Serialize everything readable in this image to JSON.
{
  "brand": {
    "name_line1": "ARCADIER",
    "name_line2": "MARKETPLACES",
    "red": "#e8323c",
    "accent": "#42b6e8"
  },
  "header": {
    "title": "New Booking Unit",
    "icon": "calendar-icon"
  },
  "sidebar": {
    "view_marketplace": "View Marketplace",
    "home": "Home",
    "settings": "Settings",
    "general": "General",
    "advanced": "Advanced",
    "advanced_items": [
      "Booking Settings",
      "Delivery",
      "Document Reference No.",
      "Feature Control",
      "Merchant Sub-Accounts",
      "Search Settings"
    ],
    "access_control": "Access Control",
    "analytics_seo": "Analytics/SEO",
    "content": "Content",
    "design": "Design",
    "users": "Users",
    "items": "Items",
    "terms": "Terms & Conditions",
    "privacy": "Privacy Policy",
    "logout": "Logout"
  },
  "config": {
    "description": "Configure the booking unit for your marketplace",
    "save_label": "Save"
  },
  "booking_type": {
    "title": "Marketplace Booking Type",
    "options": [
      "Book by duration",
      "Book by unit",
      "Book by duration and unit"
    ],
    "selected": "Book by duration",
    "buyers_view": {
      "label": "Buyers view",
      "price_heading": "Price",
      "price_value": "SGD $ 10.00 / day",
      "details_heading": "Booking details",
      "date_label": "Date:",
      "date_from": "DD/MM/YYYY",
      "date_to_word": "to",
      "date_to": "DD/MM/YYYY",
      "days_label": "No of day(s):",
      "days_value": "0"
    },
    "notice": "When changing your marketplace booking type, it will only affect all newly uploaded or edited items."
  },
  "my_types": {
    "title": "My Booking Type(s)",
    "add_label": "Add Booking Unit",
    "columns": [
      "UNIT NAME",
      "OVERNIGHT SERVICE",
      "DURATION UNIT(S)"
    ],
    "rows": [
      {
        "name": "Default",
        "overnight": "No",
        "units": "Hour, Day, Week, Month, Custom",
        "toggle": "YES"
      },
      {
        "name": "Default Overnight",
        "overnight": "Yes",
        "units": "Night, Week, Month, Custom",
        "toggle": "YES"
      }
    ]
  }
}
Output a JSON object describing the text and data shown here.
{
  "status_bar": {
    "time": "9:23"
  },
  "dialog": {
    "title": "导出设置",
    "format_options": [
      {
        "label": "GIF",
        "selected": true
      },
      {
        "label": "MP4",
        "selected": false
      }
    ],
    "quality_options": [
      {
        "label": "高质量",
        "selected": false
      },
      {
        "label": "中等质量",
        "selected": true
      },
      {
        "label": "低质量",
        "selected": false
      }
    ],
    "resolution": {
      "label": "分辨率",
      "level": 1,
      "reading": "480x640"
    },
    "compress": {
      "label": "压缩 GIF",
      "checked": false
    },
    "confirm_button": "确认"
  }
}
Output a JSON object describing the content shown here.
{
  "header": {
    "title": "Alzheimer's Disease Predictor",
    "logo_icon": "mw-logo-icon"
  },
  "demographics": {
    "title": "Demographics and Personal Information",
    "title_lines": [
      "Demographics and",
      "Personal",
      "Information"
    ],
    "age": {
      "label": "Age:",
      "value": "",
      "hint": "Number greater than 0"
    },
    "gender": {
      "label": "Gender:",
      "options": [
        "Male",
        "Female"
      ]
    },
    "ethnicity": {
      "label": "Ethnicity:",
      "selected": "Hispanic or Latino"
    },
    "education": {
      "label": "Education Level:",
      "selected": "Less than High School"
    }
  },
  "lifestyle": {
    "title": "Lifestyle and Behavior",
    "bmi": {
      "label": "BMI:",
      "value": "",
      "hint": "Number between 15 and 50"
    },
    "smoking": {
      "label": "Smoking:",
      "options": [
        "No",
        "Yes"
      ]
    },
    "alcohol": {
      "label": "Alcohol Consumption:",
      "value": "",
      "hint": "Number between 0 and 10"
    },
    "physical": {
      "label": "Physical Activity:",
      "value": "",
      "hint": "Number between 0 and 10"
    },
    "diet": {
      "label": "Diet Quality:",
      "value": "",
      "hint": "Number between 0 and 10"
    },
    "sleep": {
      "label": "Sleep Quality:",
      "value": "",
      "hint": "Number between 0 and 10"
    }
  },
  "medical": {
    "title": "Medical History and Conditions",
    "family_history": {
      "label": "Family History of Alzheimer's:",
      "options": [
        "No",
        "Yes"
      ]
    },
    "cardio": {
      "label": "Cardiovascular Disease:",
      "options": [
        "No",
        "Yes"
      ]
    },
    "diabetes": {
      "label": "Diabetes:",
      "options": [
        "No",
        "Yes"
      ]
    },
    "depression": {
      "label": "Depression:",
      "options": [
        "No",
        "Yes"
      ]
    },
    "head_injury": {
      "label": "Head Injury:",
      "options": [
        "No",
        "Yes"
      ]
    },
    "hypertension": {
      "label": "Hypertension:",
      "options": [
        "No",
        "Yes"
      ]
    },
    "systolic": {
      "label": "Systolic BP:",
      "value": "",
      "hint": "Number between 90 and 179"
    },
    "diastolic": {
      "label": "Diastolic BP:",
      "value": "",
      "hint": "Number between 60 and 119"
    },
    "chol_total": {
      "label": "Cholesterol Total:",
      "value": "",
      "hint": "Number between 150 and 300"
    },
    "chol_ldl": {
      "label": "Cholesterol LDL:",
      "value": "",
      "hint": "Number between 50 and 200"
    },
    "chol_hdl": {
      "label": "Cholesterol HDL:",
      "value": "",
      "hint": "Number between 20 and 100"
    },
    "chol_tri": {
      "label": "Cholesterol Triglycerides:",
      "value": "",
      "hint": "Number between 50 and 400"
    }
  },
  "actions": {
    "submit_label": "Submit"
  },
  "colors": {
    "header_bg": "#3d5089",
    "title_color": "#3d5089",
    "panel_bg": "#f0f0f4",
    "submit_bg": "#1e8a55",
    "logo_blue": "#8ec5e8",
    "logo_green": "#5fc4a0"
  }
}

• Exercise requirements: Reproduce the full listing above, character for character.

• Result below:
Serialize everything readable in this image to JSON.
{
  "brand": {
    "name_line1": "ARCADIER",
    "name_line2": "MARKETPLACES",
    "red": "#e8323c",
    "accent": "#42b6e8"
  },
  "header": {
    "title": "New Booking Unit",
    "icon": "calendar-icon"
  },
  "sidebar": {
    "view_marketplace": "View Marketplace",
    "home": "Home",
    "settings": "Settings",
    "general": "General",
    "advanced": "Advanced",
    "advanced_items": [
      "Booking Settings",
      "Delivery",
      "Document Reference No.",
      "Feature Control",
      "Merchant Sub-Accounts",
      "Search Settings"
    ],
    "access_control": "Access Control",
    "analytics_seo": "Analytics/SEO",
    "content": "Content",
    "design": "Design",
    "users": "Users",
    "items": "Items",
    "terms": "Terms & Conditions",
    "privacy": "Privacy Policy",
    "logout": "Logout"
  },
  "config": {
    "description": "Configure the booking unit for your marketplace",
    "save_label": "Save"
  },
  "booking_type": {
    "title": "Marketplace Booking Type",
    "options": [
      "Book by duration",
      "Book by unit",
      "Book by duration and unit"
    ],
    "selected": "Book by duration",
    "buyers_view": {
      "label": "Buyers view",
      "price_heading": "Price",
      "price_value": "SGD $ 10.00 / day",
      "details_heading": "Booking details",
      "date_label": "Date:",
      "date_from": "DD/MM/YYYY",
      "date_to_word": "to",
      "date_to": "DD/MM/YYYY",
      "days_label": "No of day(s):",
      "days_value": "0"
    },
    "notice": "When changing your marketplace booking type, it will only affect all newly uploaded or edited items."
  },
  "my_types": {
    "title": "My Booking Type(s)",
    "add_label": "Add Booking Unit",
    "columns": [
      "UNIT NAME",
      "OVERNIGHT SERVICE",
      "DURATION UNIT(S)"
    ],
    "rows": [
      {
        "name": "Default",
        "overnight": "No",
        "units": "Hour, Day, Week, Month, Custom",
        "toggle": "YES"
      },
      {
        "name": "Default Overnight",
        "overnight": "Yes",
        "units": "Night, Week, Month, Custom",
        "toggle": "YES"
      }
    ]
  }
}
Output a JSON object describing the text and data shown here.
{
  "status_bar": {
    "time": "9:23"
  },
  "dialog": {
    "title": "导出设置",
    "format_options": [
      {
        "label": "GIF",
        "selected": true
      },
      {
        "label": "MP4",
        "selected": false
      }
    ],
    "quality_options": [
      {
        "label": "高质量",
        "selected": false
      },
      {
        "label": "中等质量",
        "selected": true
      },
      {
        "label": "低质量",
        "selected": false
      }
    ],
    "resolution": {
      "label": "分辨率",
      "level": 1,
      "reading": "480x640"
    },
    "compress": {
      "label": "压缩 GIF",
      "checked": false
    },
    "confirm_button": "确认"
  }
}
Output a JSON object describing the content shown here.
{
  "header": {
    "title": "Alzheimer's Disease Predictor",
    "logo_icon": "mw-logo-icon"
  },
  "demographics": {
    "title": "Demographics and Personal Information",
    "title_lines": [
      "Demographics and",
      "Personal",
      "Information"
    ],
    "age": {
      "label": "Age:",
      "value": "",
      "hint": "Number greater than 0"
    },
    "gender": {
      "label": "Gender:",
      "options": [
        "Male",
        "Female"
      ]
    },
    "ethnicity": {
      "label": "Ethnicity:",
      "selected": "Hispanic or Latino"
    },
    "education": {
      "label": "Education Level:",
      "selected": "Less than High School"
    }
  },
  "lifestyle": {
    "title": "Lifestyle and Behavior",
    "bmi": {
      "label": "BMI:",
      "value": "",
      "hint": "Number between 15 and 50"
    },
    "smoking": {
      "label": "Smoking:",
      "options": [
        "No",
        "Yes"
      ]
    },
    "alcohol": {
      "label": "Alcohol Consumption:",
      "value": "",
      "hint": "Number between 0 and 10"
    },
    "physical": {
      "label": "Physical Activity:",
      "value": "",
      "hint": "Number between 0 and 10"
    },
    "diet": {
      "label": "Diet Quality:",
      "value": "",
      "hint": "Number between 0 and 10"
    },
    "sleep": {
      "label": "Sleep Quality:",
      "value": "",
      "hint": "Number between 0 and 10"
    }
  },
  "medical": {
    "title": "Medical History and Conditions",
    "family_history": {
      "label": "Family History of Alzheimer's:",
      "options": [
        "No",
        "Yes"
      ]
    },
    "cardio": {
      "label": "Cardiovascular Disease:",
      "options": [
        "No",
        "Yes"
      ]
    },
    "diabetes": {
      "label": "Diabetes:",
      "options": [
        "No",
        "Yes"
      ]
    },
    "depression": {
      "label": "Depression:",
      "options": [
        "No",
        "Yes"
      ]
    },
    "head_injury": {
      "label": "Head Injury:",
      "options": [
        "No",
        "Yes"
      ]
    },
    "hypertension": {
      "label": "Hypertension:",
      "options": [
        "No",
        "Yes"
      ]
    },
    "systolic": {
      "label": "Systolic BP:",
      "value": "",
      "hint": "Number between 90 and 179"
    },
    "diastolic": {
      "label": "Diastolic BP:",
      "value": "",
      "hint": "Number between 60 and 119"
    },
    "chol_total": {
      "label": "Cholesterol Total:",
      "value": "",
      "hint": "Number between 150 and 300"
    },
    "chol_ldl": {
      "label": "Cholesterol LDL:",
      "value": "",
      "hint": "Number between 50 and 200"
    },
    "chol_hdl": {
      "label": "Cholesterol HDL:",
      "value": "",
      "hint": "Number between 20 and 100"
    },
    "chol_tri": {
      "label": "Cholesterol Triglycerides:",
      "value": "",
      "hint": "Number between 50 and 400"
    }
  },
  "actions": {
    "submit_label": "Submit"
  },
  "colors": {
    "header_bg": "#3d5089",
    "title_color": "#3d5089",
    "panel_bg": "#f0f0f4",
    "submit_bg": "#1e8a55",
    "logo_blue": "#8ec5e8",
    "logo_green": "#5fc4a0"
  }
}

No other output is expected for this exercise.